[Data items]
* * * * *

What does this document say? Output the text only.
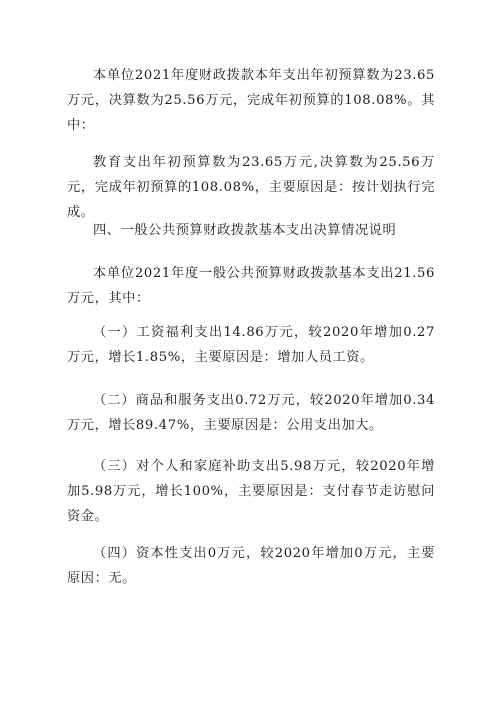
本单位2021年度财政拨款本年支出年初预算数为23.65万元，决算数为25.56万元，完成年初预算的108.08%。其中：

教育支出年初预算数为23.65万元,决算数为25.56万元，完成年初预算的108.08%，主要原因是：按计划执行完成。

四、一般公共预算财政拨款基本支出决算情况说明

本单位2021年度一般公共预算财政拨款基本支出21.56万元，其中：

（一）工资福利支出14.86万元，较2020年增加0.27万元，增长1.85%，主要原因是：增加人员工资。

（二）商品和服务支出0.72万元，较2020年增加0.34万元，增长89.47%，主要原因是：公用支出加大。

（三）对个人和家庭补助支出5.98万元，较2020年增加5.98万元，增长100%，主要原因是：支付春节走访慰问资金。

（四）资本性支出0万元，较2020年增加0万元，主要原因：无。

* * * * *

Required task – Identify each line holding the string "主要原因是", and copy it out.

Result of this exercise –
教育支出年初预算数为23.65万元,决算数为25.56万元，完成年初预算的108.08%，主要原因是：按计划执行完成。
（一）工资福利支出14.86万元，较2020年增加0.27万元，增长1.85%，主要原因是：增加人员工资。
（二）商品和服务支出0.72万元，较2020年增加0.34万元，增长89.47%，主要原因是：公用支出加大。
（三）对个人和家庭补助支出5.98万元，较2020年增加5.98万元，增长100%，主要原因是：支付春节走访慰问资金。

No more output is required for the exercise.